▶ TASK
Gather up every line from the entries below that uses the word "Erster".

▶ RECORDS FOR THE TASK
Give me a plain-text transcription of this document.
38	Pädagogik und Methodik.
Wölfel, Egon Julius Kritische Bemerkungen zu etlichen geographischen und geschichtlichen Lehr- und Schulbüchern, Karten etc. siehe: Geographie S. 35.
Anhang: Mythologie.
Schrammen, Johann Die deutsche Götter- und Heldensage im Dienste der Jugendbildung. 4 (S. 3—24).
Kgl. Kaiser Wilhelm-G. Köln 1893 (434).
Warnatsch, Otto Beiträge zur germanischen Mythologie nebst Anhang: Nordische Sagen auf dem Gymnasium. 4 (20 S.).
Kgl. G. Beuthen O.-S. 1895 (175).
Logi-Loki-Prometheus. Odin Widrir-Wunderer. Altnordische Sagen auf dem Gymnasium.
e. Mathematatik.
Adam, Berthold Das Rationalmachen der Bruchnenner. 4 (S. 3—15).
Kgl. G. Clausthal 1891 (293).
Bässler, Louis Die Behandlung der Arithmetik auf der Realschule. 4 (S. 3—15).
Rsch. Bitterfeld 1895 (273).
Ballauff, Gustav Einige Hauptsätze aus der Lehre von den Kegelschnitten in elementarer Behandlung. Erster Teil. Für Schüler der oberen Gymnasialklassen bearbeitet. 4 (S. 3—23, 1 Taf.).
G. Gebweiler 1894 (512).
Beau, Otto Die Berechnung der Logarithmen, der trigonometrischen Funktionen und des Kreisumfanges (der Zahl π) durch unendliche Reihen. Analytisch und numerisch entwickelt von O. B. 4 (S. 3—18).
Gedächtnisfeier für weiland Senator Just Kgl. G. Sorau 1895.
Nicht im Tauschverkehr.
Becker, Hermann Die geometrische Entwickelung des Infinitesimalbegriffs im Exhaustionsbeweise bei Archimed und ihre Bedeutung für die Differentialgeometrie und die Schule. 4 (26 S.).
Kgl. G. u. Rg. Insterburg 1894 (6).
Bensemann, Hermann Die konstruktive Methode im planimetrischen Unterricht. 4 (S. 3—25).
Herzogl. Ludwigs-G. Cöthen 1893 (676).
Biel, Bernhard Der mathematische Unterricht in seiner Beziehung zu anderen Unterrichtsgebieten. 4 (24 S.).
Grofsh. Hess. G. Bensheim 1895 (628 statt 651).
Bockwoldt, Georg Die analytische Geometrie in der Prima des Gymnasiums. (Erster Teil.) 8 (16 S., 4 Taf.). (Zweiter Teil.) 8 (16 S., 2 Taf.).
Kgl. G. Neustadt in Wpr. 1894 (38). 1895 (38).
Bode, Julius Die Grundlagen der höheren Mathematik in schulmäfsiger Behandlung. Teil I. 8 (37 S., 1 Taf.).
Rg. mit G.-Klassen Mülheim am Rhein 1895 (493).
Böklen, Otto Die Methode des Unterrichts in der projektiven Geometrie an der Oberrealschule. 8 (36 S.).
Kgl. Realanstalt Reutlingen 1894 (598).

▶ REPLY TO THE EXERCISE
Ballauff, Gustav Einige Hauptsätze aus der Lehre von den Kegelschnitten in elementarer Behandlung. Erster Teil. Für Schüler der oberen Gymnasialklassen bearbeitet. 4 (S. 3—23, 1 Taf.).
Bockwoldt, Georg Die analytische Geometrie in der Prima des Gymnasiums. (Erster Teil.) 8 (16 S., 4 Taf.). (Zweiter Teil.) 8 (16 S., 2 Taf.).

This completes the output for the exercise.